-- START Raw data --
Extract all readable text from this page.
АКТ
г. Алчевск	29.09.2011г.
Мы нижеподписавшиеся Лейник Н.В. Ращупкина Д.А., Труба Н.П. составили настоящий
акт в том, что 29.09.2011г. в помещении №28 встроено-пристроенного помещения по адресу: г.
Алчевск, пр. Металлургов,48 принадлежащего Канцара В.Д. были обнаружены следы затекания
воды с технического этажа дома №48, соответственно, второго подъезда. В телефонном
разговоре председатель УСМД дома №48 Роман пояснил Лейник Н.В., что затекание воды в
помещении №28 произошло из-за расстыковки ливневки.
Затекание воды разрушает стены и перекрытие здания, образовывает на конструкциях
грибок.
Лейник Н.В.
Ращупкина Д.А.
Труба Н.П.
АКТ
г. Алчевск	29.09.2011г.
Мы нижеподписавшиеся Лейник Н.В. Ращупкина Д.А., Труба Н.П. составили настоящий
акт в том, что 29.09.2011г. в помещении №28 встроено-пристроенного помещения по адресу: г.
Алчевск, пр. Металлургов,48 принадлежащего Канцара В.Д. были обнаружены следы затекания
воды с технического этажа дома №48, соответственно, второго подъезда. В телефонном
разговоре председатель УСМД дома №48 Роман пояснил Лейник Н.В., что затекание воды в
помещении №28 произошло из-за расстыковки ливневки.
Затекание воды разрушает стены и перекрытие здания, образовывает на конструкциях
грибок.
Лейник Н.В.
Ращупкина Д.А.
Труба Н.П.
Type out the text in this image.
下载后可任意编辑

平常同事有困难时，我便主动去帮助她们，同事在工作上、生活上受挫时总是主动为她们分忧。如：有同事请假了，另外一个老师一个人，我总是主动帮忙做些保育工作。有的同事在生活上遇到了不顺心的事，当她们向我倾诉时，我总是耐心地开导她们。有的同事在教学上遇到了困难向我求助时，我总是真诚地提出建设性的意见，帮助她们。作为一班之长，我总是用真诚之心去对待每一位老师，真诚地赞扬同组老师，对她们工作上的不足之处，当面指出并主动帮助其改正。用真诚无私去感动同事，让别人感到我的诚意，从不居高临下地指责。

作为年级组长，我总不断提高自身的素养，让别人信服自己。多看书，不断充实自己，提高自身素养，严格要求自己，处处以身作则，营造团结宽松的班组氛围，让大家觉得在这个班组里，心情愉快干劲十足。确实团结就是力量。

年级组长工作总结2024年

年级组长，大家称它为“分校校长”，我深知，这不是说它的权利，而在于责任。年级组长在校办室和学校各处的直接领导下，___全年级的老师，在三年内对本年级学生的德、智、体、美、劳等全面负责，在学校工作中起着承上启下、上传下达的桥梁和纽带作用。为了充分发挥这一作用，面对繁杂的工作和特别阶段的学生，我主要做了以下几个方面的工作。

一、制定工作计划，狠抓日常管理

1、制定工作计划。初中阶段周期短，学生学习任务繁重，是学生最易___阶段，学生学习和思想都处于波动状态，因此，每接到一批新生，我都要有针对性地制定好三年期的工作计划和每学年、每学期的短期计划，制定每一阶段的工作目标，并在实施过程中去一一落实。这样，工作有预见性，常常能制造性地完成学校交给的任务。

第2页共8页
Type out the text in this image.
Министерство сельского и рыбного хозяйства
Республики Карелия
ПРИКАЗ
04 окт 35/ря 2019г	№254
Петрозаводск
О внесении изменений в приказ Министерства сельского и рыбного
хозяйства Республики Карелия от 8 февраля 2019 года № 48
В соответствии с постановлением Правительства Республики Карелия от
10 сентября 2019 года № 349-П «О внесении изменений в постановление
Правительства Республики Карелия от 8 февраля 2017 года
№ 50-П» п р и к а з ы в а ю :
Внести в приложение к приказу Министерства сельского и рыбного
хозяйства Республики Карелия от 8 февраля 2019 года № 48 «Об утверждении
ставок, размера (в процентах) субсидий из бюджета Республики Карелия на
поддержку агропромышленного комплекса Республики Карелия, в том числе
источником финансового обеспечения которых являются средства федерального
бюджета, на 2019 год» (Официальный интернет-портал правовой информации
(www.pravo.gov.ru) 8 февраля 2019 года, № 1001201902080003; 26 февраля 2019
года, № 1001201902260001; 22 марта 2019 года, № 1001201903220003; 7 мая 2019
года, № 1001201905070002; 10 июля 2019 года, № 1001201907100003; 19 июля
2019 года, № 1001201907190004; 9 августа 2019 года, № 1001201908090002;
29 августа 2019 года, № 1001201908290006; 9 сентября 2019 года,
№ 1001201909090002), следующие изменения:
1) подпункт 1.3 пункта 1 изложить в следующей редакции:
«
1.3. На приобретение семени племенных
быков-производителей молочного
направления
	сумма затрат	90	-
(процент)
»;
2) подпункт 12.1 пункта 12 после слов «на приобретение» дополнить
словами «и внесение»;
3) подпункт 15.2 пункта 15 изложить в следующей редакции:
-- END Raw data --
■ Objective: In the entries above, identify every line with the word "制定工作计划". Copy those lines.

■ Expected answer:
一、制定工作计划，狠抓日常管理
1、制定工作计划。初中阶段周期短，学生学习任务繁重，是学生最易___阶段，学生学习和思想都处于波动状态，因此，每接到一批新生，我都要有针对性地制定好三年期的工作计划和每学年、每学期的短期计划，制定每一阶段的工作目标，并在实施过程中去一一落实。这样，工作有预见性，常常能制造性地完成学校交给的任务。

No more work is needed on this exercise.